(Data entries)
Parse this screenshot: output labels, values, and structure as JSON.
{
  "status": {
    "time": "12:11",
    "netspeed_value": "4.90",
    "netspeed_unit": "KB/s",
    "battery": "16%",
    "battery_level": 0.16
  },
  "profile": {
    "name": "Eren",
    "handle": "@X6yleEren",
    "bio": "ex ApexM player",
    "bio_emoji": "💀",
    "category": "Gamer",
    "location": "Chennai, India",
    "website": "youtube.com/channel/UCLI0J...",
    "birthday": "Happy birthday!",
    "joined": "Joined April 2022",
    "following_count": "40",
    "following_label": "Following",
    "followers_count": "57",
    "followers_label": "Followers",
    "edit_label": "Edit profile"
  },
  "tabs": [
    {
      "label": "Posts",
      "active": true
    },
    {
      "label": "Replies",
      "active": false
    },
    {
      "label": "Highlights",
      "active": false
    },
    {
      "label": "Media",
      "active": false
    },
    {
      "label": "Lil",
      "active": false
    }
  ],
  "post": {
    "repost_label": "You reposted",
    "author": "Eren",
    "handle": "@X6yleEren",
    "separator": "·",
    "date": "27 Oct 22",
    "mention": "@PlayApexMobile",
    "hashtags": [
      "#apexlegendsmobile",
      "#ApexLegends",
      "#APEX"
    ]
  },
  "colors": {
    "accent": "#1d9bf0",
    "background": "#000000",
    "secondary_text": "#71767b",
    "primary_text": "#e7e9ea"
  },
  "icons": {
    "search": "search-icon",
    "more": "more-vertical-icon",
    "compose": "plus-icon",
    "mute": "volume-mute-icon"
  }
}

## OBJECTIVE
Return the entries in full, keeping every line exactly as it is.

## PROBLEM SOLUTION
Parse this screenshot: output labels, values, and structure as JSON.
{
  "status": {
    "time": "12:11",
    "netspeed_value": "4.90",
    "netspeed_unit": "KB/s",
    "battery": "16%",
    "battery_level": 0.16
  },
  "profile": {
    "name": "Eren",
    "handle": "@X6yleEren",
    "bio": "ex ApexM player",
    "bio_emoji": "💀",
    "category": "Gamer",
    "location": "Chennai, India",
    "website": "youtube.com/channel/UCLI0J...",
    "birthday": "Happy birthday!",
    "joined": "Joined April 2022",
    "following_count": "40",
    "following_label": "Following",
    "followers_count": "57",
    "followers_label": "Followers",
    "edit_label": "Edit profile"
  },
  "tabs": [
    {
      "label": "Posts",
      "active": true
    },
    {
      "label": "Replies",
      "active": false
    },
    {
      "label": "Highlights",
      "active": false
    },
    {
      "label": "Media",
      "active": false
    },
    {
      "label": "Lil",
      "active": false
    }
  ],
  "post": {
    "repost_label": "You reposted",
    "author": "Eren",
    "handle": "@X6yleEren",
    "separator": "·",
    "date": "27 Oct 22",
    "mention": "@PlayApexMobile",
    "hashtags": [
      "#apexlegendsmobile",
      "#ApexLegends",
      "#APEX"
    ]
  },
  "colors": {
    "accent": "#1d9bf0",
    "background": "#000000",
    "secondary_text": "#71767b",
    "primary_text": "#e7e9ea"
  },
  "icons": {
    "search": "search-icon",
    "more": "more-vertical-icon",
    "compose": "plus-icon",
    "mute": "volume-mute-icon"
  }
}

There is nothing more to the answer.